• _Task details_
In the entries below, how many lines hold the string "einzelnen"? Give only the number.

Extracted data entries
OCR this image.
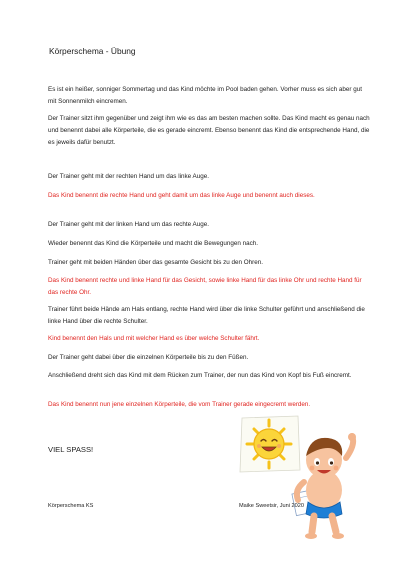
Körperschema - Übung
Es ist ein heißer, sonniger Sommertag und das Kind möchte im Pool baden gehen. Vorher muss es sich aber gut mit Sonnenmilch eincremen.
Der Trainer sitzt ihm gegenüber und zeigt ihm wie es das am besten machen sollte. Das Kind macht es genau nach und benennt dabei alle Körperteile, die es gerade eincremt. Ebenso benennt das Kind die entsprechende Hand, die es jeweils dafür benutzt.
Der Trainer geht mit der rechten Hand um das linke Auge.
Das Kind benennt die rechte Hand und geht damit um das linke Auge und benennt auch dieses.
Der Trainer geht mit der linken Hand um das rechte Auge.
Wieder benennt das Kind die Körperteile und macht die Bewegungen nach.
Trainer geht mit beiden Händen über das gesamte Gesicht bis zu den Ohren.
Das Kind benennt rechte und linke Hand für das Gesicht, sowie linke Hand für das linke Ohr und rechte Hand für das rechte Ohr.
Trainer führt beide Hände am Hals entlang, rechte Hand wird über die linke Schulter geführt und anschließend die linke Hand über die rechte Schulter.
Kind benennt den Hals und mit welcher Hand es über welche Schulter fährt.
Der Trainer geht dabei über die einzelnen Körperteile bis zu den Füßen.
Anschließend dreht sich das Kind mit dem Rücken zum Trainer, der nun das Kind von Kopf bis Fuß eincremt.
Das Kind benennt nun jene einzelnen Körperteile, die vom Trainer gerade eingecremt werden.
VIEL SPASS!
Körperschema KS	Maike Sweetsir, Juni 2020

• _Written reply_
2